Requirements: Check every line of the entries that follow, and copy the ones containing "Connections".

____ Material to process

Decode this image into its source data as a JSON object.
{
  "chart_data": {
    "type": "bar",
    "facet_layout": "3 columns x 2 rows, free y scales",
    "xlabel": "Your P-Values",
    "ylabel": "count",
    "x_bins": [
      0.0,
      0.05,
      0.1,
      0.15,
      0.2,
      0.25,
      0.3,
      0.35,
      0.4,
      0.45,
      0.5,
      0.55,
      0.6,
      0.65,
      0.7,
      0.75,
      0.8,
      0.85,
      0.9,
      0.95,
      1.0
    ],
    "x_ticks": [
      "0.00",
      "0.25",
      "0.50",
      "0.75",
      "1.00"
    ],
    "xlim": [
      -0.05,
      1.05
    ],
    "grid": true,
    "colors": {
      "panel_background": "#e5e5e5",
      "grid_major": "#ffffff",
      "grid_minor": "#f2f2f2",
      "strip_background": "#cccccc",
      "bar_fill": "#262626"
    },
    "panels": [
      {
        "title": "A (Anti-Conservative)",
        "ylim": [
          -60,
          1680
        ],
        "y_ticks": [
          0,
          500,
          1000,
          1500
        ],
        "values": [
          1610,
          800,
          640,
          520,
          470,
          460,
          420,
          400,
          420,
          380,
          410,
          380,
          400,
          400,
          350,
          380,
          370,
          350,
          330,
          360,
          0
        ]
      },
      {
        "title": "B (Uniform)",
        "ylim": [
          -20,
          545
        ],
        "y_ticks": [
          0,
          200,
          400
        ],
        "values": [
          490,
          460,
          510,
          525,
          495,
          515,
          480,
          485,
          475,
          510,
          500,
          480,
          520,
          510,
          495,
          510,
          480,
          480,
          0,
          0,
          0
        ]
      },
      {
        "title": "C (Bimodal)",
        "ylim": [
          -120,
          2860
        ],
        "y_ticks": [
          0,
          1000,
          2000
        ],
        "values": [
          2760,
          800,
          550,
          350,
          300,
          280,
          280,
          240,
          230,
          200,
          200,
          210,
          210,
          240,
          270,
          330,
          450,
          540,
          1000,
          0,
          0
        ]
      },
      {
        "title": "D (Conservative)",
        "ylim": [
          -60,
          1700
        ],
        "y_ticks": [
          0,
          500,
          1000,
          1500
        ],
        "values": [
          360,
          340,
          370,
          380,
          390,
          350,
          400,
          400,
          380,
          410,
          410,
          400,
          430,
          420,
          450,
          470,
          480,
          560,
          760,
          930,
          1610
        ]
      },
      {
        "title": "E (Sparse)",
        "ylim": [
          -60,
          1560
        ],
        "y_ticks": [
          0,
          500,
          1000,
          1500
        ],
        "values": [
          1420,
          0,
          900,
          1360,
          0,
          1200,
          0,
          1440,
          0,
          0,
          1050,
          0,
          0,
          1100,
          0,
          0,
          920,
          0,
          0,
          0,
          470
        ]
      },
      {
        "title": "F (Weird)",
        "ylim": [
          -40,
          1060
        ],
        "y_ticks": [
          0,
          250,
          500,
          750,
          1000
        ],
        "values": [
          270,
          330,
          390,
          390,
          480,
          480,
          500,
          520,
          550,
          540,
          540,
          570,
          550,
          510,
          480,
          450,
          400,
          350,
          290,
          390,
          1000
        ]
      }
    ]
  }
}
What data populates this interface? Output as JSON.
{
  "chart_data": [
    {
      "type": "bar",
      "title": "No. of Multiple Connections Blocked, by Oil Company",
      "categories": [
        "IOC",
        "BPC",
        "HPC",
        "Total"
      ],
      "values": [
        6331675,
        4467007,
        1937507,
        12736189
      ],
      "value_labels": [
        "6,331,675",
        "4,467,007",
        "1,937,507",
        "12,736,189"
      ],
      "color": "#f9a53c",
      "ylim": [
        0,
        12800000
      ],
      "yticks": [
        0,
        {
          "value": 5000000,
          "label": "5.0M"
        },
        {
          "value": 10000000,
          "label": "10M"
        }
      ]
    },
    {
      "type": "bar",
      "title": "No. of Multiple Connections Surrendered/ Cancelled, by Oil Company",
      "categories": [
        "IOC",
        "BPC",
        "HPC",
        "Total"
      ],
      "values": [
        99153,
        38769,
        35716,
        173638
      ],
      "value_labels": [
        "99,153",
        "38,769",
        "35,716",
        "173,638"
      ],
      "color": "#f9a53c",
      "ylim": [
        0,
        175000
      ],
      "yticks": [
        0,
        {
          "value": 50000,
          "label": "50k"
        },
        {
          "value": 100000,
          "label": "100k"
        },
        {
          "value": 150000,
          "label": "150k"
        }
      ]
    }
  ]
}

________

Correct result:
      "title": "No. of Multiple Connections Blocked, by Oil Company",
      "title": "No. of Multiple Connections Surrendered/ Cancelled, by Oil Company",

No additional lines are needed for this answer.